* **Written task**
Reproduce every line of the data below word for word, leaving out the picture.

* **Data**
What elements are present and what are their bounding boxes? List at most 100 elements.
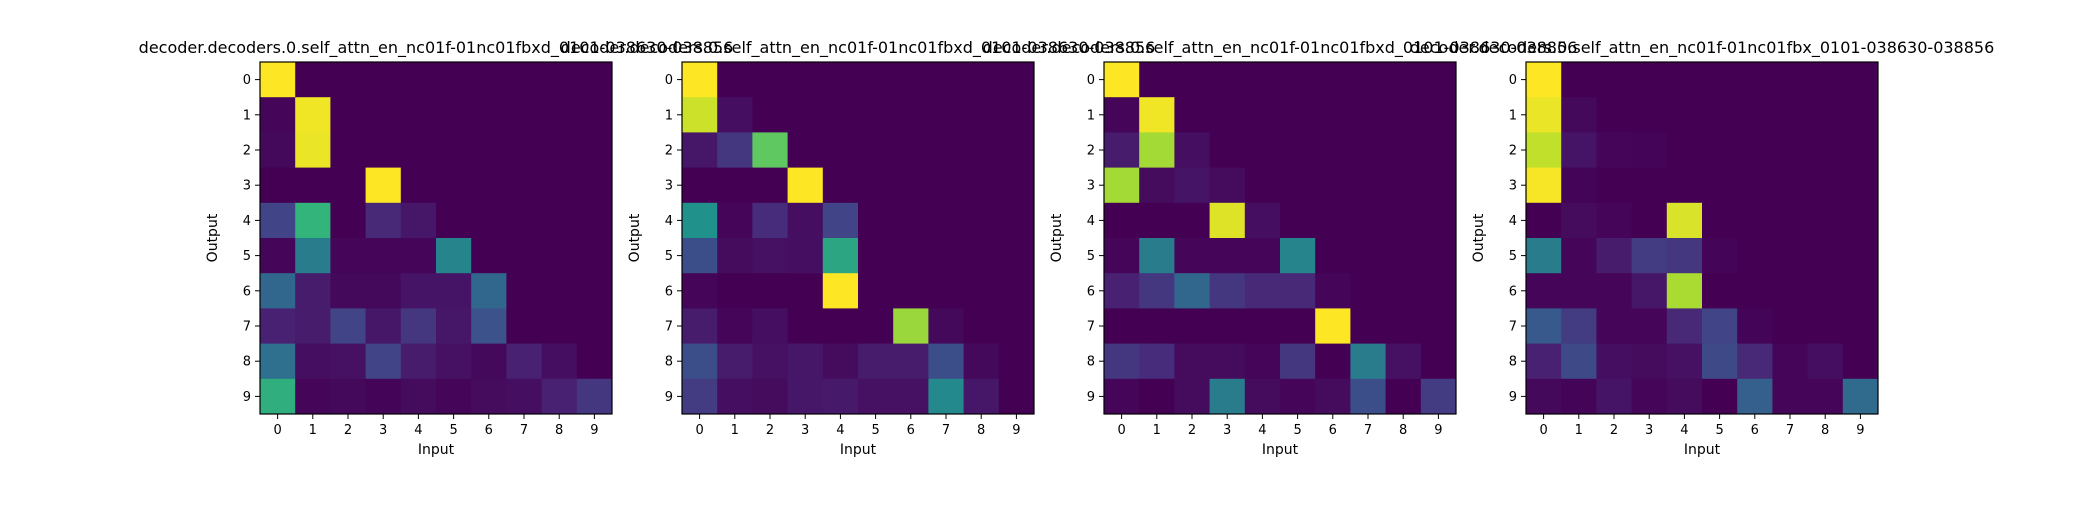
x-tick-label: 9	[590, 423, 598, 438]
heatmap-cell	[471, 167, 507, 204]
x-tick-label: 1	[1153, 423, 1161, 438]
heatmap-cell	[330, 97, 366, 133]
heatmap-cell	[1561, 273, 1597, 309]
y-tick-label: 8	[665, 355, 673, 370]
heatmap-cell	[928, 343, 964, 380]
heatmap-cell	[1244, 97, 1281, 133]
heatmap-cell	[365, 308, 402, 344]
heatmap-cell	[541, 273, 578, 309]
heatmap-cell	[1666, 132, 1703, 168]
heatmap-cell	[1244, 167, 1281, 204]
heatmap-cell	[682, 308, 718, 344]
heatmap-cell	[295, 238, 331, 274]
heatmap-cell	[963, 378, 1000, 415]
heatmap-cell	[1280, 273, 1316, 309]
heatmap-cell	[1139, 308, 1175, 344]
heatmap-cell	[541, 62, 578, 98]
heatmap-cell	[1280, 202, 1316, 239]
heatmap-cell	[1702, 378, 1738, 415]
heatmap-cell	[1526, 62, 1562, 98]
heatmap-cell	[1104, 97, 1140, 133]
heatmap-cell	[1631, 343, 1668, 380]
heatmap-cell	[963, 132, 1000, 168]
heatmap-cell	[1737, 97, 1773, 133]
y-tick-label: 0	[1087, 73, 1095, 88]
heatmap-cell	[1420, 132, 1457, 168]
x-tick-label: 6	[1329, 423, 1337, 438]
chart-title: decoder.decoders.0.self_attn_en_nc01f-01…	[983, 38, 1578, 58]
heatmap-cell	[471, 273, 507, 309]
heatmap-cell	[1280, 132, 1316, 168]
x-tick-label: 6	[485, 423, 493, 438]
heatmap-cell	[330, 132, 366, 168]
heatmap-cell	[365, 238, 402, 274]
heatmap-cell	[1244, 343, 1281, 380]
heatmap-cell	[1631, 132, 1668, 168]
y-tick-label: 9	[1087, 390, 1095, 405]
heatmap-cell	[1244, 132, 1281, 168]
heatmap-cell	[1420, 167, 1457, 204]
heatmap-cell	[717, 97, 753, 133]
heatmap-cell	[1104, 202, 1140, 239]
heatmap-cell	[1526, 308, 1562, 344]
heatmap-cell	[576, 308, 613, 344]
heatmap-cell	[1526, 97, 1562, 133]
heatmap-cell	[1315, 97, 1351, 133]
y-tick-label: 6	[1087, 284, 1095, 299]
heatmap-cell	[1702, 238, 1738, 274]
heatmap-cell	[471, 238, 507, 274]
x-tick-label: 4	[1680, 423, 1688, 438]
heatmap-cell	[1596, 97, 1632, 133]
heatmap-cell	[1385, 238, 1422, 274]
heatmap-cell	[787, 238, 824, 274]
heatmap-cell	[576, 202, 613, 239]
heatmap-cell	[893, 238, 929, 274]
heatmap-cell	[1842, 97, 1879, 133]
heatmap-cell	[1631, 273, 1668, 309]
heatmap-cell	[436, 97, 472, 133]
heatmap-cell	[1420, 308, 1457, 344]
y-tick-label: 7	[243, 320, 251, 335]
heatmap-cell	[1385, 202, 1422, 239]
x-axis-label: Input	[1684, 442, 1721, 458]
heatmap-cell	[1526, 343, 1562, 380]
heatmap-cell	[1209, 343, 1246, 380]
x-tick-label: 0	[1117, 423, 1125, 438]
heatmap-cell	[400, 308, 437, 344]
heatmap-cell	[1420, 202, 1457, 239]
heatmap-cell	[822, 308, 859, 344]
y-tick-label: 5	[1509, 249, 1517, 264]
y-tick-label: 6	[1509, 284, 1517, 299]
heatmap-cell	[1561, 62, 1597, 98]
heatmap-cell	[1315, 343, 1351, 380]
heatmap-cell	[1209, 308, 1246, 344]
heatmap-cell	[436, 132, 472, 168]
x-tick-label: 2	[1188, 423, 1196, 438]
heatmap-cell	[1596, 62, 1632, 98]
heatmap-cell	[893, 202, 929, 239]
heatmap-cell	[1209, 202, 1246, 239]
heatmap-cell	[893, 97, 929, 133]
heatmap-cell	[1561, 238, 1597, 274]
heatmap-cell	[822, 378, 859, 415]
heatmap-cell	[752, 167, 788, 204]
heatmap-cell	[893, 378, 929, 415]
x-tick-label: 7	[1364, 423, 1372, 438]
heatmap-cell	[541, 308, 578, 344]
heatmap-cell	[1526, 378, 1562, 415]
heatmap-cell	[436, 343, 472, 380]
heatmap-cell	[295, 308, 331, 344]
heatmap-cell	[963, 62, 1000, 98]
y-tick-label: 1	[665, 108, 673, 123]
heatmap-cell	[858, 167, 894, 204]
heatmap-cell	[1807, 167, 1844, 204]
heatmap-cell	[1420, 97, 1457, 133]
heatmap-cell	[682, 132, 718, 168]
x-tick-label: 1	[309, 423, 317, 438]
heatmap-cell	[858, 308, 894, 344]
y-tick-label: 9	[243, 390, 251, 405]
y-tick-label: 3	[1087, 179, 1095, 194]
heatmap-cell	[1596, 378, 1632, 415]
heatmap-cell	[787, 167, 824, 204]
heatmap-cell	[260, 343, 296, 380]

* **Response to this task**
What elements are present and what are their bounding boxes? List at most 100 elements.
x-tick-label: 9	[590, 423, 598, 438]
heatmap-cell	[471, 167, 507, 204]
x-tick-label: 1	[1153, 423, 1161, 438]
heatmap-cell	[330, 97, 366, 133]
heatmap-cell	[1561, 273, 1597, 309]
y-tick-label: 8	[665, 355, 673, 370]
heatmap-cell	[928, 343, 964, 380]
heatmap-cell	[1244, 97, 1281, 133]
heatmap-cell	[365, 308, 402, 344]
heatmap-cell	[541, 273, 578, 309]
heatmap-cell	[1666, 132, 1703, 168]
heatmap-cell	[1244, 167, 1281, 204]
heatmap-cell	[682, 308, 718, 344]
heatmap-cell	[295, 238, 331, 274]
heatmap-cell	[963, 378, 1000, 415]
heatmap-cell	[1280, 273, 1316, 309]
heatmap-cell	[1139, 308, 1175, 344]
heatmap-cell	[541, 62, 578, 98]
heatmap-cell	[1280, 202, 1316, 239]
heatmap-cell	[1702, 378, 1738, 415]
heatmap-cell	[1526, 62, 1562, 98]
heatmap-cell	[1104, 97, 1140, 133]
heatmap-cell	[1631, 343, 1668, 380]
heatmap-cell	[963, 132, 1000, 168]
heatmap-cell	[1737, 97, 1773, 133]
y-tick-label: 0	[1087, 73, 1095, 88]
heatmap-cell	[1420, 132, 1457, 168]
x-tick-label: 6	[1329, 423, 1337, 438]
chart-title: decoder.decoders.0.self_attn_en_nc01f-01…	[983, 38, 1578, 58]
heatmap-cell	[471, 273, 507, 309]
heatmap-cell	[1280, 132, 1316, 168]
x-tick-label: 6	[485, 423, 493, 438]
heatmap-cell	[330, 132, 366, 168]
heatmap-cell	[365, 238, 402, 274]
heatmap-cell	[1244, 343, 1281, 380]
heatmap-cell	[1631, 132, 1668, 168]
y-tick-label: 9	[1087, 390, 1095, 405]
heatmap-cell	[1244, 132, 1281, 168]
heatmap-cell	[1420, 167, 1457, 204]
heatmap-cell	[717, 97, 753, 133]
heatmap-cell	[1104, 202, 1140, 239]
heatmap-cell	[1526, 308, 1562, 344]
heatmap-cell	[576, 308, 613, 344]
heatmap-cell	[1526, 97, 1562, 133]
heatmap-cell	[1315, 97, 1351, 133]
y-tick-label: 6	[1087, 284, 1095, 299]
heatmap-cell	[1702, 238, 1738, 274]
heatmap-cell	[471, 238, 507, 274]
x-tick-label: 4	[1680, 423, 1688, 438]
heatmap-cell	[1596, 97, 1632, 133]
heatmap-cell	[1385, 238, 1422, 274]
heatmap-cell	[787, 238, 824, 274]
heatmap-cell	[576, 202, 613, 239]
heatmap-cell	[893, 238, 929, 274]
heatmap-cell	[1842, 97, 1879, 133]
heatmap-cell	[1631, 273, 1668, 309]
heatmap-cell	[436, 97, 472, 133]
heatmap-cell	[1420, 308, 1457, 344]
y-tick-label: 7	[243, 320, 251, 335]
heatmap-cell	[1385, 202, 1422, 239]
x-axis-label: Input	[1684, 442, 1721, 458]
heatmap-cell	[1526, 343, 1562, 380]
heatmap-cell	[1209, 343, 1246, 380]
x-tick-label: 0	[1117, 423, 1125, 438]
heatmap-cell	[400, 308, 437, 344]
heatmap-cell	[1420, 202, 1457, 239]
heatmap-cell	[822, 308, 859, 344]
y-tick-label: 5	[1509, 249, 1517, 264]
y-tick-label: 6	[1509, 284, 1517, 299]
heatmap-cell	[1561, 62, 1597, 98]
heatmap-cell	[1315, 343, 1351, 380]
heatmap-cell	[1209, 308, 1246, 344]
heatmap-cell	[436, 132, 472, 168]
x-tick-label: 2	[1188, 423, 1196, 438]
heatmap-cell	[1596, 62, 1632, 98]
heatmap-cell	[893, 202, 929, 239]
heatmap-cell	[1209, 202, 1246, 239]
heatmap-cell	[893, 97, 929, 133]
heatmap-cell	[1561, 238, 1597, 274]
heatmap-cell	[822, 378, 859, 415]
heatmap-cell	[752, 167, 788, 204]
heatmap-cell	[893, 378, 929, 415]
x-tick-label: 7	[1364, 423, 1372, 438]
heatmap-cell	[541, 308, 578, 344]
heatmap-cell	[1526, 378, 1562, 415]
heatmap-cell	[436, 343, 472, 380]
heatmap-cell	[295, 308, 331, 344]
heatmap-cell	[963, 62, 1000, 98]
y-tick-label: 1	[665, 108, 673, 123]
heatmap-cell	[858, 167, 894, 204]
heatmap-cell	[1807, 167, 1844, 204]
heatmap-cell	[1420, 97, 1457, 133]
heatmap-cell	[682, 132, 718, 168]
x-tick-label: 1	[309, 423, 317, 438]
heatmap-cell	[858, 308, 894, 344]
y-tick-label: 9	[243, 390, 251, 405]
y-tick-label: 3	[1087, 179, 1095, 194]
heatmap-cell	[1596, 378, 1632, 415]
heatmap-cell	[787, 167, 824, 204]
heatmap-cell	[260, 343, 296, 380]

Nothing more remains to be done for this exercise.